> [Set problem]: Show, in full, each line of the data that contains "label".

> [Information given]:
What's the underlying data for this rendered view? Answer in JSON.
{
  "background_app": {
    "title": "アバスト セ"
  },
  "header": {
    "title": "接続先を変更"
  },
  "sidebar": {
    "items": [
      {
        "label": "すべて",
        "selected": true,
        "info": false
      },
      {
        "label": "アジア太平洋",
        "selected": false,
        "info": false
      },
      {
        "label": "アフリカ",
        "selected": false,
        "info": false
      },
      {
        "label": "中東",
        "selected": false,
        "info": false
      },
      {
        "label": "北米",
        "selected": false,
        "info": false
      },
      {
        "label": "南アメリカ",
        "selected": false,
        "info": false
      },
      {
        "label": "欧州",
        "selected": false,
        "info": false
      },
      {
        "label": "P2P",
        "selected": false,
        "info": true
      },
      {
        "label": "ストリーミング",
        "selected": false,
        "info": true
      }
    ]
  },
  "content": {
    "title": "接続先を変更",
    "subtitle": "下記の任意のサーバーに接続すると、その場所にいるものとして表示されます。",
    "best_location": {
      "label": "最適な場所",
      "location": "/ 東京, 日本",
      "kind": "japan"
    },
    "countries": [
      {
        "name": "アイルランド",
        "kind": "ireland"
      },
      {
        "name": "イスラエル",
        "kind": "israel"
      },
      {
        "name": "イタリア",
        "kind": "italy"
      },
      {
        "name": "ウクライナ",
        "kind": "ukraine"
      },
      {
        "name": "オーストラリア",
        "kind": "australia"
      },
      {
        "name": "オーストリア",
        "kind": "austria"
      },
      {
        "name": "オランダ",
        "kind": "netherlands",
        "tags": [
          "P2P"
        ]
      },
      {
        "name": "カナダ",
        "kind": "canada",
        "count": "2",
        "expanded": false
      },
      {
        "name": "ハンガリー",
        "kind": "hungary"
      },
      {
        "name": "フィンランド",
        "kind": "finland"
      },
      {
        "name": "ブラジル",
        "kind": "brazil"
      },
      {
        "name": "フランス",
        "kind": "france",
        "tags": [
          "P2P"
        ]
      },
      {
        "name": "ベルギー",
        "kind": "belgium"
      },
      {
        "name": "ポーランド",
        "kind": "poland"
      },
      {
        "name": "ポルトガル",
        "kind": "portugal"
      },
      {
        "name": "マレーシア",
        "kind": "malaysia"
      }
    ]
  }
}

> [Solved exercise]:
        "label": "すべて",
        "label": "アジア太平洋",
        "label": "アフリカ",
        "label": "中東",
        "label": "北米",
        "label": "南アメリカ",
        "label": "欧州",
        "label": "P2P",
        "label": "ストリーミング",
      "label": "最適な場所",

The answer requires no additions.